EXERCISE PROMPT → Write out the data below exactly as given, without any of its pictures.

(Dataset rows)
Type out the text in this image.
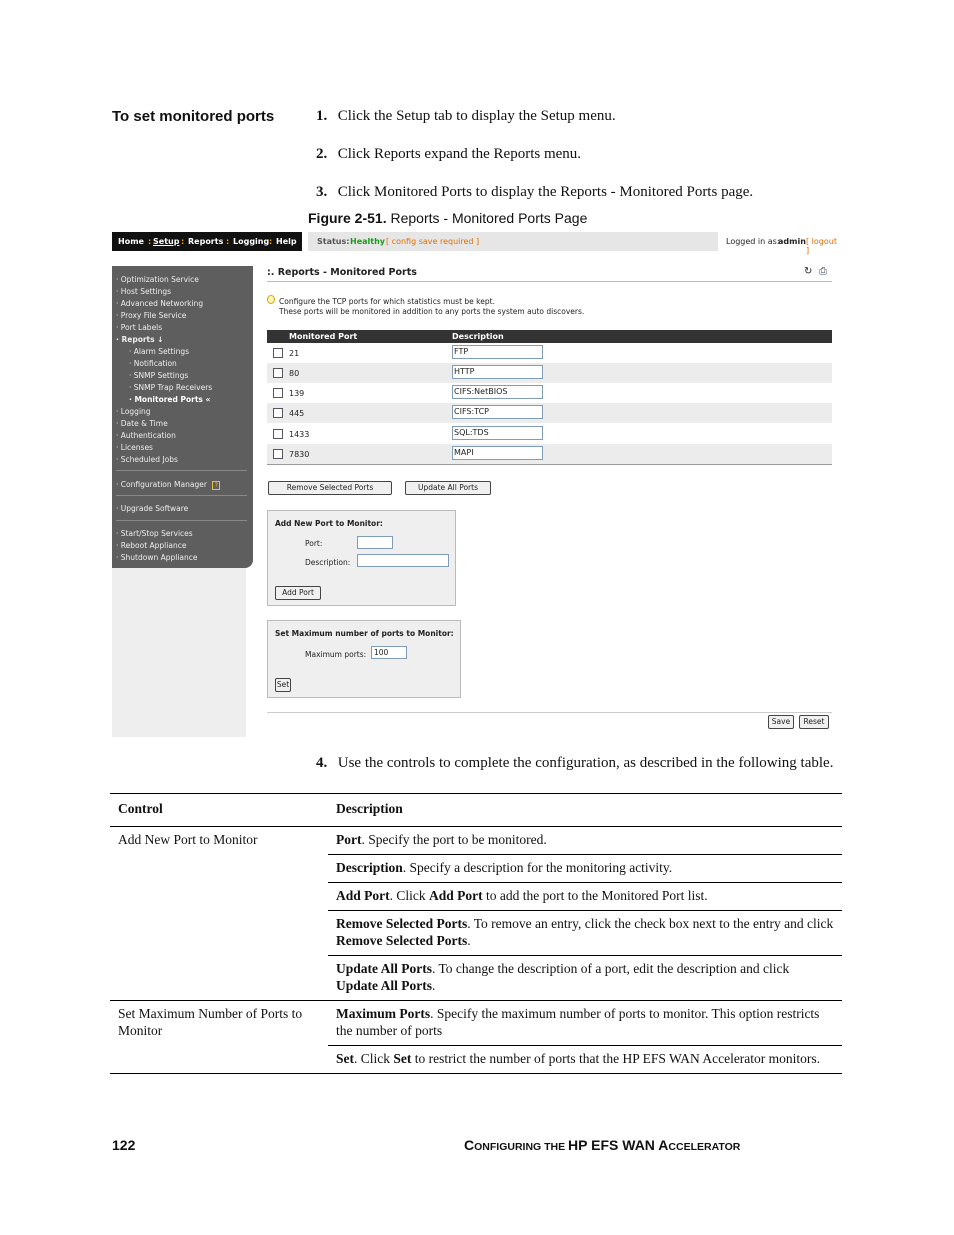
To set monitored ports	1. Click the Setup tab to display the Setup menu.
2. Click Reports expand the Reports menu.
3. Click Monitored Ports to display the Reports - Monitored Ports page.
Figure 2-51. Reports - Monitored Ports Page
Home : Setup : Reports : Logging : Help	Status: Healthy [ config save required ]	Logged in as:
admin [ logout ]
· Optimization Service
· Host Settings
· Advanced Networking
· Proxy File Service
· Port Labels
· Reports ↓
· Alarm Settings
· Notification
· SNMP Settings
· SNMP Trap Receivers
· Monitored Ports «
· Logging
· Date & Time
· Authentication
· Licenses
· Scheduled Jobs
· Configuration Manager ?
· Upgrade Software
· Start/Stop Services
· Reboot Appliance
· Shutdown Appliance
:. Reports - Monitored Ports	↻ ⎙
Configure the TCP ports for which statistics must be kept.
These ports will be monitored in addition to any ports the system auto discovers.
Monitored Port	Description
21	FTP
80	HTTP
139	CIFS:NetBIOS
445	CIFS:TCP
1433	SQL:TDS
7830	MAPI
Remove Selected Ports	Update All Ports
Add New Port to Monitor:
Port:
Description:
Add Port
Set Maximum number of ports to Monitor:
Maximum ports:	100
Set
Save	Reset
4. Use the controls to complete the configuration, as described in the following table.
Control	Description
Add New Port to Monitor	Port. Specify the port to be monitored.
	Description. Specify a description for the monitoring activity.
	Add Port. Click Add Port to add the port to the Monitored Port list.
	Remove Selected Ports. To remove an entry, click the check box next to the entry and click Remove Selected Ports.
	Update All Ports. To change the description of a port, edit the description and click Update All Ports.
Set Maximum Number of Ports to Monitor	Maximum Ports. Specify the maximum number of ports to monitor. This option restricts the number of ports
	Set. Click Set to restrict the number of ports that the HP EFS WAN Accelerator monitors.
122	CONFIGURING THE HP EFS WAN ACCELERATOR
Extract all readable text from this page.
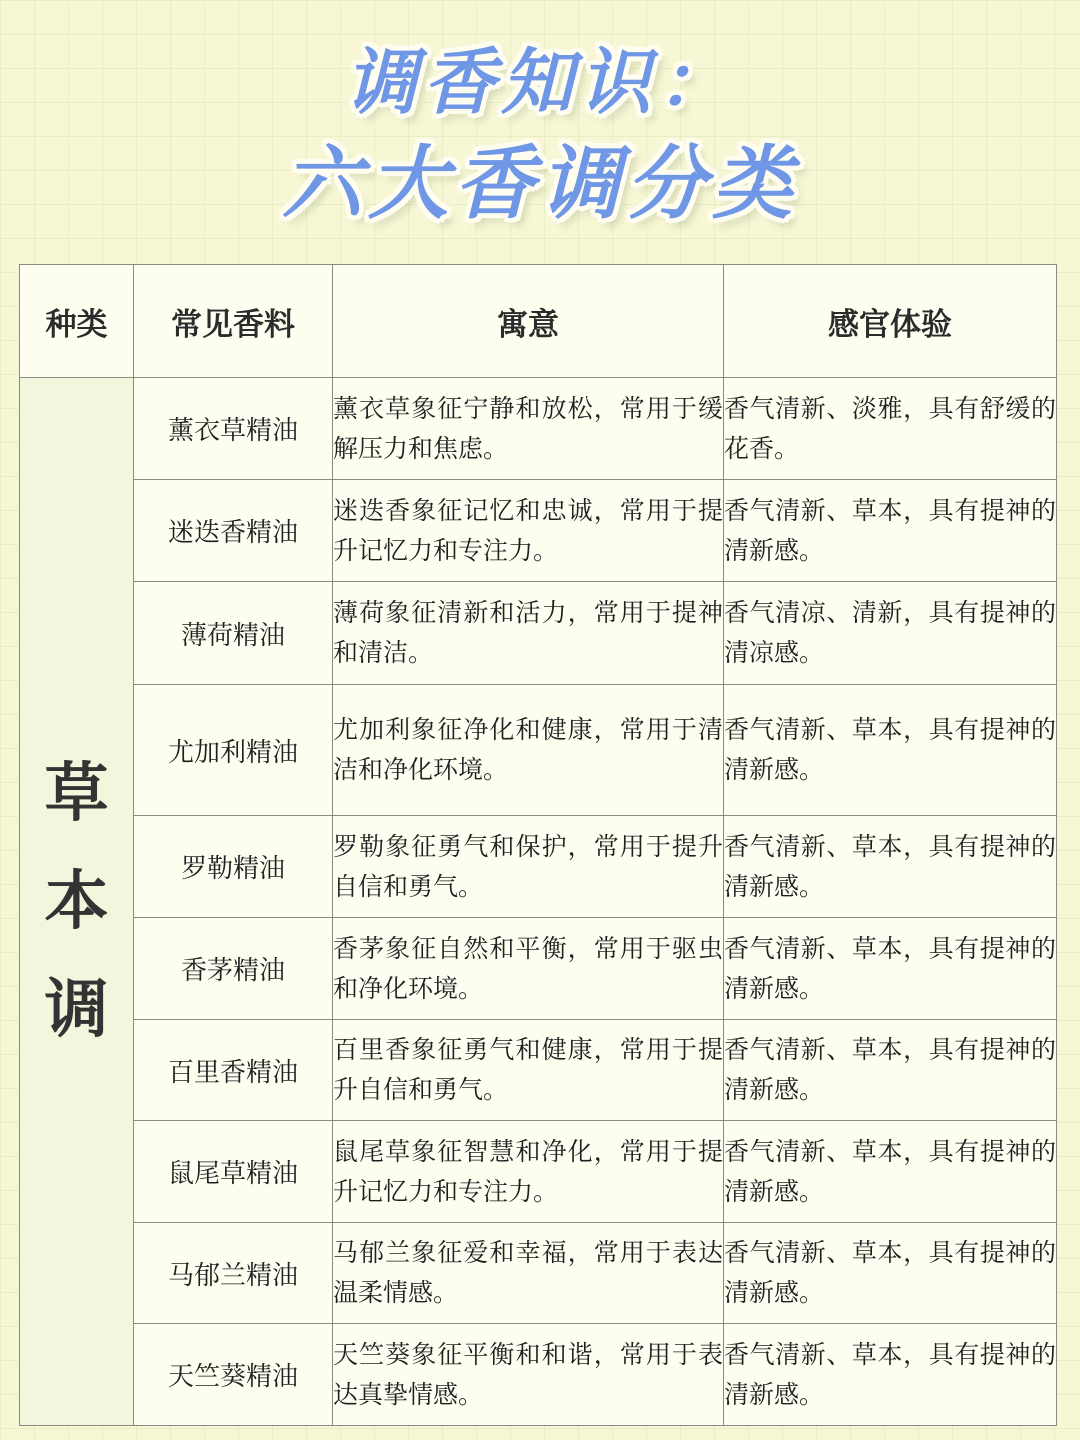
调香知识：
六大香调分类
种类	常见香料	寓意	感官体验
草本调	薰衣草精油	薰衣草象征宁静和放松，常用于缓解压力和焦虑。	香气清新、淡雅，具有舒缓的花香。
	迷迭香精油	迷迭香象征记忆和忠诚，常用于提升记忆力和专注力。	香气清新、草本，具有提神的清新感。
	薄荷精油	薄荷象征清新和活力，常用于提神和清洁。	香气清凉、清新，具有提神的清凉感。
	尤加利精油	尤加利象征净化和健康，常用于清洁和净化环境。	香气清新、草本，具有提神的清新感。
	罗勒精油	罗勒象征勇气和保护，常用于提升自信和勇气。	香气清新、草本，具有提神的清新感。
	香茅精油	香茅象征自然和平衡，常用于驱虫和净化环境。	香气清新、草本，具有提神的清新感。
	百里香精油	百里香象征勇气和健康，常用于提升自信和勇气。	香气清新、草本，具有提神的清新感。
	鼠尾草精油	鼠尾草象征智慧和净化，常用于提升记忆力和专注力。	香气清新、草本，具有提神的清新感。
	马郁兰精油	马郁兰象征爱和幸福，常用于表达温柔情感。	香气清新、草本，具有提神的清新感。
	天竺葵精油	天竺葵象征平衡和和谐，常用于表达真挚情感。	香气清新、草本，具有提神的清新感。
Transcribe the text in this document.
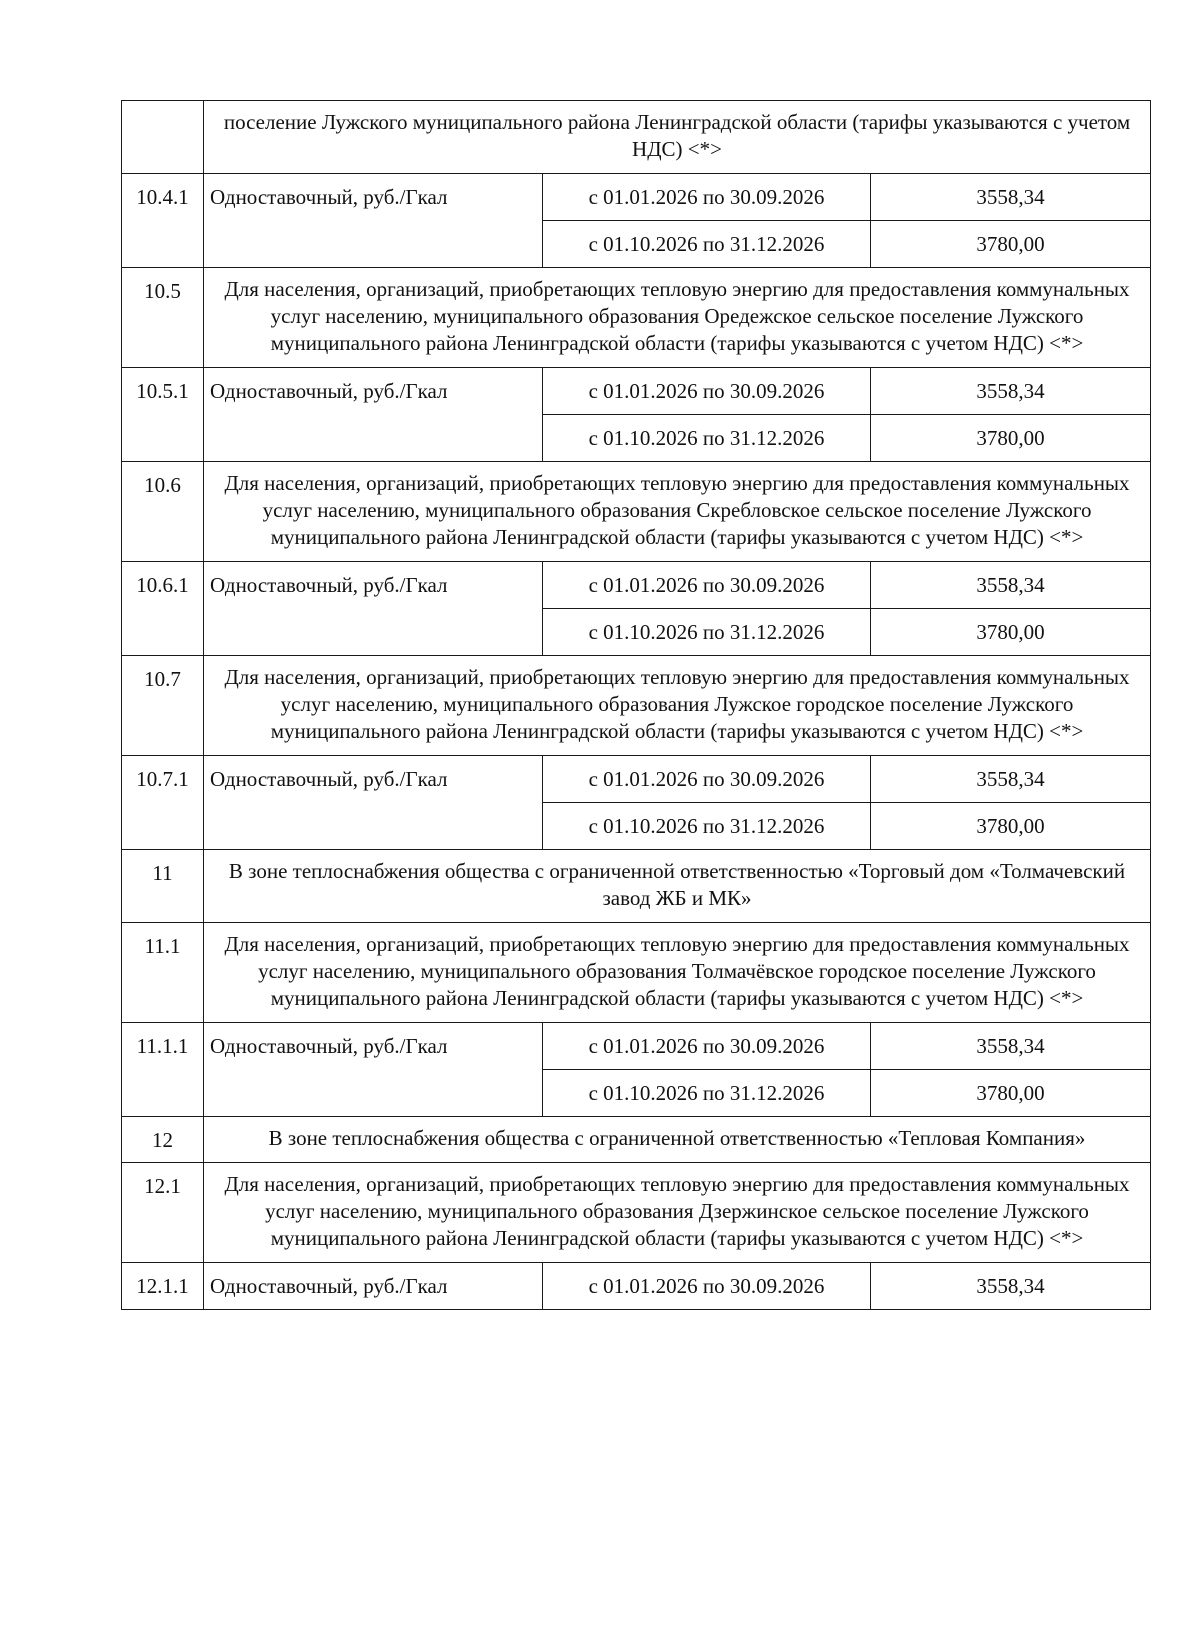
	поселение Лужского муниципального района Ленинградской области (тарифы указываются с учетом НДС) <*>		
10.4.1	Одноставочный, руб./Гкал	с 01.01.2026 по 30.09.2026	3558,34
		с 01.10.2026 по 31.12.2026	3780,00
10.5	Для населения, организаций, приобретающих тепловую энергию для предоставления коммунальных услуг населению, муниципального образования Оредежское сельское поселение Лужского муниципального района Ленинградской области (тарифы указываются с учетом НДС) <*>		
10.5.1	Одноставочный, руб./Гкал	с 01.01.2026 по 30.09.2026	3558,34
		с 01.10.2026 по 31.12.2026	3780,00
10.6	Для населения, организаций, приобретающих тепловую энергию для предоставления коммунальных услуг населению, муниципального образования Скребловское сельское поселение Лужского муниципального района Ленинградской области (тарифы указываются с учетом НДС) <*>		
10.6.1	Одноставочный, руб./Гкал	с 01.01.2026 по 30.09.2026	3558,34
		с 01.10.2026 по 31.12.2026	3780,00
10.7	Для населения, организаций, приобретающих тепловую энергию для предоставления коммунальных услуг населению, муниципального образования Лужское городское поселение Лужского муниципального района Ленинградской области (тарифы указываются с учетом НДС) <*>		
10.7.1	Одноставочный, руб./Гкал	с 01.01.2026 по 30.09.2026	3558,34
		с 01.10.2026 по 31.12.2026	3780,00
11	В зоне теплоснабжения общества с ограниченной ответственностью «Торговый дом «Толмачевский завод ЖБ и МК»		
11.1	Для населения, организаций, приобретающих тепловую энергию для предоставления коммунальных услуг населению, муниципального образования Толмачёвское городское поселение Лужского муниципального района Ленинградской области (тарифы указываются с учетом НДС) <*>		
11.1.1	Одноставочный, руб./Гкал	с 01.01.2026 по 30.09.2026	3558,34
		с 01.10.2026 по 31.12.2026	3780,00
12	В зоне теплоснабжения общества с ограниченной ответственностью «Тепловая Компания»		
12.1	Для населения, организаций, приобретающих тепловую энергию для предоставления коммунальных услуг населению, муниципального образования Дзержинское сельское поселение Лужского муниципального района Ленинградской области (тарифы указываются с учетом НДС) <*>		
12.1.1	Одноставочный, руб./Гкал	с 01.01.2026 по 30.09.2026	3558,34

PROBLEM SOLUTION →
Type out the text in this image.
To set monitored ports	1. Click the Setup tab to display the Setup menu.
2. Click Reports expand the Reports menu.
3. Click Monitored Ports to display the Reports - Monitored Ports page.
Figure 2-51. Reports - Monitored Ports Page
Home : Setup : Reports : Logging : Help	Status: Healthy [ config save required ]	Logged in as:
admin [ logout ]
· Optimization Service
· Host Settings
· Advanced Networking
· Proxy File Service
· Port Labels
· Reports ↓
· Alarm Settings
· Notification
· SNMP Settings
· SNMP Trap Receivers
· Monitored Ports «
· Logging
· Date & Time
· Authentication
· Licenses
· Scheduled Jobs
· Configuration Manager ?
· Upgrade Software
· Start/Stop Services
· Reboot Appliance
· Shutdown Appliance
:. Reports - Monitored Ports	↻ ⎙
Configure the TCP ports for which statistics must be kept.
These ports will be monitored in addition to any ports the system auto discovers.
Monitored Port	Description
21	FTP
80	HTTP
139	CIFS:NetBIOS
445	CIFS:TCP
1433	SQL:TDS
7830	MAPI
Remove Selected Ports	Update All Ports
Add New Port to Monitor:
Port:
Description:
Add Port
Set Maximum number of ports to Monitor:
Maximum ports:	100
Set
Save	Reset
4. Use the controls to complete the configuration, as described in the following table.
Control	Description
Add New Port to Monitor	Port. Specify the port to be monitored.
	Description. Specify a description for the monitoring activity.
	Add Port. Click Add Port to add the port to the Monitored Port list.
	Remove Selected Ports. To remove an entry, click the check box next to the entry and click Remove Selected Ports.
	Update All Ports. To change the description of a port, edit the description and click Update All Ports.
Set Maximum Number of Ports to Monitor	Maximum Ports. Specify the maximum number of ports to monitor. This option restricts the number of ports
	Set. Click Set to restrict the number of ports that the HP EFS WAN Accelerator monitors.
122	CONFIGURING THE HP EFS WAN ACCELERATOR
Extract all readable text from this page.
调香知识：
六大香调分类
种类	常见香料	寓意	感官体验
草本调	薰衣草精油	薰衣草象征宁静和放松，常用于缓解压力和焦虑。	香气清新、淡雅，具有舒缓的花香。
	迷迭香精油	迷迭香象征记忆和忠诚，常用于提升记忆力和专注力。	香气清新、草本，具有提神的清新感。
	薄荷精油	薄荷象征清新和活力，常用于提神和清洁。	香气清凉、清新，具有提神的清凉感。
	尤加利精油	尤加利象征净化和健康，常用于清洁和净化环境。	香气清新、草本，具有提神的清新感。
	罗勒精油	罗勒象征勇气和保护，常用于提升自信和勇气。	香气清新、草本，具有提神的清新感。
	香茅精油	香茅象征自然和平衡，常用于驱虫和净化环境。	香气清新、草本，具有提神的清新感。
	百里香精油	百里香象征勇气和健康，常用于提升自信和勇气。	香气清新、草本，具有提神的清新感。
	鼠尾草精油	鼠尾草象征智慧和净化，常用于提升记忆力和专注力。	香气清新、草本，具有提神的清新感。
	马郁兰精油	马郁兰象征爱和幸福，常用于表达温柔情感。	香气清新、草本，具有提神的清新感。
	天竺葵精油	天竺葵象征平衡和和谐，常用于表达真挚情感。	香气清新、草本，具有提神的清新感。
Transcribe the text in this document.
	поселение Лужского муниципального района Ленинградской области (тарифы указываются с учетом НДС) <*>		
10.4.1	Одноставочный, руб./Гкал	с 01.01.2026 по 30.09.2026	3558,34
		с 01.10.2026 по 31.12.2026	3780,00
10.5	Для населения, организаций, приобретающих тепловую энергию для предоставления коммунальных услуг населению, муниципального образования Оредежское сельское поселение Лужского муниципального района Ленинградской области (тарифы указываются с учетом НДС) <*>		
10.5.1	Одноставочный, руб./Гкал	с 01.01.2026 по 30.09.2026	3558,34
		с 01.10.2026 по 31.12.2026	3780,00
10.6	Для населения, организаций, приобретающих тепловую энергию для предоставления коммунальных услуг населению, муниципального образования Скребловское сельское поселение Лужского муниципального района Ленинградской области (тарифы указываются с учетом НДС) <*>		
10.6.1	Одноставочный, руб./Гкал	с 01.01.2026 по 30.09.2026	3558,34
		с 01.10.2026 по 31.12.2026	3780,00
10.7	Для населения, организаций, приобретающих тепловую энергию для предоставления коммунальных услуг населению, муниципального образования Лужское городское поселение Лужского муниципального района Ленинградской области (тарифы указываются с учетом НДС) <*>		
10.7.1	Одноставочный, руб./Гкал	с 01.01.2026 по 30.09.2026	3558,34
		с 01.10.2026 по 31.12.2026	3780,00
11	В зоне теплоснабжения общества с ограниченной ответственностью «Торговый дом «Толмачевский завод ЖБ и МК»		
11.1	Для населения, организаций, приобретающих тепловую энергию для предоставления коммунальных услуг населению, муниципального образования Толмачёвское городское поселение Лужского муниципального района Ленинградской области (тарифы указываются с учетом НДС) <*>		
11.1.1	Одноставочный, руб./Гкал	с 01.01.2026 по 30.09.2026	3558,34
		с 01.10.2026 по 31.12.2026	3780,00
12	В зоне теплоснабжения общества с ограниченной ответственностью «Тепловая Компания»		
12.1	Для населения, организаций, приобретающих тепловую энергию для предоставления коммунальных услуг населению, муниципального образования Дзержинское сельское поселение Лужского муниципального района Ленинградской области (тарифы указываются с учетом НДС) <*>		
12.1.1	Одноставочный, руб./Гкал	с 01.01.2026 по 30.09.2026	3558,34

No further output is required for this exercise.